* What is asked *
Identify the lines bearing the string "name" and gather them.

* Record set *
::::::::

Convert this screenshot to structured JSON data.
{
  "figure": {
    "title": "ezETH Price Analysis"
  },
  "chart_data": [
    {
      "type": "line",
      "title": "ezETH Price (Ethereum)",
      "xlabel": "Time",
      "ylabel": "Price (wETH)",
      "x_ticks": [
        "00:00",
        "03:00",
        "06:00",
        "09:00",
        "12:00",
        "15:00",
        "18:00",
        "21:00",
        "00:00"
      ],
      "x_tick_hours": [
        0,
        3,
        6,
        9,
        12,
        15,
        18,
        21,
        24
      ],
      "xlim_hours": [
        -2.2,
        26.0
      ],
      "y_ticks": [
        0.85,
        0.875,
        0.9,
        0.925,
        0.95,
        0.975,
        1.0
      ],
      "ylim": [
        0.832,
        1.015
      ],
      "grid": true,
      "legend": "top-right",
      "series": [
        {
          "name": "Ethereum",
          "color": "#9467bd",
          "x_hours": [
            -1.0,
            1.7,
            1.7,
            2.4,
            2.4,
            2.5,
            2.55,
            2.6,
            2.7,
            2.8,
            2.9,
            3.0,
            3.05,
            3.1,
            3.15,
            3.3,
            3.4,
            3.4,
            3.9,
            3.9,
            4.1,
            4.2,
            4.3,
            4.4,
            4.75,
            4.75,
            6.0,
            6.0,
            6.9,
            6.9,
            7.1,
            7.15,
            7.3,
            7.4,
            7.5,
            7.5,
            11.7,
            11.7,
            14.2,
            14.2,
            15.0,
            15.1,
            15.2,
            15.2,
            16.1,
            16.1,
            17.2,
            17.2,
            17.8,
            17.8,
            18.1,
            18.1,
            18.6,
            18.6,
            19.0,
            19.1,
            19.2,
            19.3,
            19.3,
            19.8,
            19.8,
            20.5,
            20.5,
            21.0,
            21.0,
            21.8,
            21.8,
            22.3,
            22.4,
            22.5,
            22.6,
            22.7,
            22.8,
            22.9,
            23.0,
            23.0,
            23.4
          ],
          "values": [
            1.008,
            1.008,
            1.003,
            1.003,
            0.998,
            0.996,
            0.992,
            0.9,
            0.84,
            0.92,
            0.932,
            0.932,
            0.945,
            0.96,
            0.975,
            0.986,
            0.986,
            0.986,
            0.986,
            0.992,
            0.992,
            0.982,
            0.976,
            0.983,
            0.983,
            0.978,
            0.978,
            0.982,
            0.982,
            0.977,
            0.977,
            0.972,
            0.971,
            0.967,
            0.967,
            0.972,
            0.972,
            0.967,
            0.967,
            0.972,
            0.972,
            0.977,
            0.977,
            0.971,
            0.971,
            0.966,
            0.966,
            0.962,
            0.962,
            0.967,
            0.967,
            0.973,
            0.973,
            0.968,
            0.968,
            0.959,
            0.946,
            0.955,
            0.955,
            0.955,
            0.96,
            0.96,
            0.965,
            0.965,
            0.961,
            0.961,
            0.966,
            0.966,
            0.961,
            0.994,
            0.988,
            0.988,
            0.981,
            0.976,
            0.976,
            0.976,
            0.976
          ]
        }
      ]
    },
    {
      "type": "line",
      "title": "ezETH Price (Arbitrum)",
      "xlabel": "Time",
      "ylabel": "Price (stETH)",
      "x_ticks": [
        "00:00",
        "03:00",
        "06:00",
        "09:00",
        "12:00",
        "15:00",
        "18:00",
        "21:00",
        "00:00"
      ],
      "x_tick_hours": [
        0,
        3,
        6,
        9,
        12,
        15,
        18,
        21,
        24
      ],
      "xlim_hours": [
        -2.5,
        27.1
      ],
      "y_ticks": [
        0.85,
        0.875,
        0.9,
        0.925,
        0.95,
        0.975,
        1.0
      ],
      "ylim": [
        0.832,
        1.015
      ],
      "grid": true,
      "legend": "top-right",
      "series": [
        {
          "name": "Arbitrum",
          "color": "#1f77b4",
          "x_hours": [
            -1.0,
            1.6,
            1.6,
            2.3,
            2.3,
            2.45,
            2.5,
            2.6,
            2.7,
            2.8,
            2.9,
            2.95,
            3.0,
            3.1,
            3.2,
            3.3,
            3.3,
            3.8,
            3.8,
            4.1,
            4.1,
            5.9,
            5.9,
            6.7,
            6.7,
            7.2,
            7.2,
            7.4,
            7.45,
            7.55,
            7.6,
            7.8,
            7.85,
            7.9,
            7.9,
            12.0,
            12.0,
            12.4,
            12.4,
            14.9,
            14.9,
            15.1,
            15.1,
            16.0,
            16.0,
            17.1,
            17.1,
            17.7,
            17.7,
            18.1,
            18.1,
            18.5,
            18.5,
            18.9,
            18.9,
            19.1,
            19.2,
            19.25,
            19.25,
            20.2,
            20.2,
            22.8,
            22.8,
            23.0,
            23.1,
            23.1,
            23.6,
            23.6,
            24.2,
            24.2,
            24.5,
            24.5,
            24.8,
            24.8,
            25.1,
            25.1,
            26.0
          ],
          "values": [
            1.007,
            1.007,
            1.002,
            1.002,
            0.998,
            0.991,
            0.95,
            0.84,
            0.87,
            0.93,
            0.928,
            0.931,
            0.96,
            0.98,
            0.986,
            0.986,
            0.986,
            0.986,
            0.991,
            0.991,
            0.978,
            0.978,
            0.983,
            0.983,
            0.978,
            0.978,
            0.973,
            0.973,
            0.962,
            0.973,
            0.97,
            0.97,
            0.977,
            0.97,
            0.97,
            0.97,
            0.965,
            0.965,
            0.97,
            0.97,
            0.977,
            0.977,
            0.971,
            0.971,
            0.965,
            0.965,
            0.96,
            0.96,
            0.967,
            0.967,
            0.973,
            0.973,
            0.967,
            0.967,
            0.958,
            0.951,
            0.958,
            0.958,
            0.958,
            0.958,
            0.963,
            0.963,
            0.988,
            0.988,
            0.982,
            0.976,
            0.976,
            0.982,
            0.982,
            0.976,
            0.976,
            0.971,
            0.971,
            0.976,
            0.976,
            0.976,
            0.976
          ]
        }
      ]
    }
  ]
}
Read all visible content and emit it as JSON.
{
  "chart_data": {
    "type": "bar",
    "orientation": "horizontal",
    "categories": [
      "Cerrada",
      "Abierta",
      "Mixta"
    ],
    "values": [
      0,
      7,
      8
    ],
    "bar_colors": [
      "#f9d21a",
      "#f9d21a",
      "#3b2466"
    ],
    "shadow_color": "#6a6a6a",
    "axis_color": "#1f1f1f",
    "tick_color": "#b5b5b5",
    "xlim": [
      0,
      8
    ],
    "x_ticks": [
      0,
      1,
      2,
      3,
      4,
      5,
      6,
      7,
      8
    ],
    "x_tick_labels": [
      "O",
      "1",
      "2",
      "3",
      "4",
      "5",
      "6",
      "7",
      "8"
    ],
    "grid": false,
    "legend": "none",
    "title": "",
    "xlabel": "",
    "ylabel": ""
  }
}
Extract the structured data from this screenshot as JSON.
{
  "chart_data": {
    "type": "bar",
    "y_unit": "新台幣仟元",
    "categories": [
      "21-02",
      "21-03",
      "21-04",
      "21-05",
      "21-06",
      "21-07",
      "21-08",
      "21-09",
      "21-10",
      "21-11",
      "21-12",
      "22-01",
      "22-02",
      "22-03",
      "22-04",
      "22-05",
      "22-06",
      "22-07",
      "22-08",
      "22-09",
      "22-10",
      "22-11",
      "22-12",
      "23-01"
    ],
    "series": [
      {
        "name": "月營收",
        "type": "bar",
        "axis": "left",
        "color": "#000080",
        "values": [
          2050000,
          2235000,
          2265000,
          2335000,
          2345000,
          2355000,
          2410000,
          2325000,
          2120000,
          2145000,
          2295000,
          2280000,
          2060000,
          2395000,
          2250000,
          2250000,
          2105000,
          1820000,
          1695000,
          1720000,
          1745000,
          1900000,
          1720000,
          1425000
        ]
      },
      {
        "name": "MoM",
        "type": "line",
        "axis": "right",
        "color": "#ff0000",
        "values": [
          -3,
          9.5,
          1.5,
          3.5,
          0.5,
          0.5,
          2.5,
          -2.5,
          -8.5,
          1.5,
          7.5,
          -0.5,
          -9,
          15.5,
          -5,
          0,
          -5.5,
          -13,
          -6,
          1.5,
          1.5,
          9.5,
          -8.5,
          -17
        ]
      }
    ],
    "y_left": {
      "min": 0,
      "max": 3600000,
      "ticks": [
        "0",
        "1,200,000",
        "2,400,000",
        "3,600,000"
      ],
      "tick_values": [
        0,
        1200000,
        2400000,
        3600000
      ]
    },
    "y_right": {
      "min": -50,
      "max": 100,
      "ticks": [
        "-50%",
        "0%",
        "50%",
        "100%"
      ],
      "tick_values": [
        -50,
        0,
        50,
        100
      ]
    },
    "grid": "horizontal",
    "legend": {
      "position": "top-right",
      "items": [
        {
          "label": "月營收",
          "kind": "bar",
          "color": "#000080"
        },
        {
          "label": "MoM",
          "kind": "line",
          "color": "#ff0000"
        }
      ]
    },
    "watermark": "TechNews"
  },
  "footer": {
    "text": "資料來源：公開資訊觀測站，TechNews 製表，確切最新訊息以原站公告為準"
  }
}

::::::::

* Exercise output *
          "name": "Ethereum",
          "name": "Arbitrum",
        "name": "月營收",
        "name": "MoM",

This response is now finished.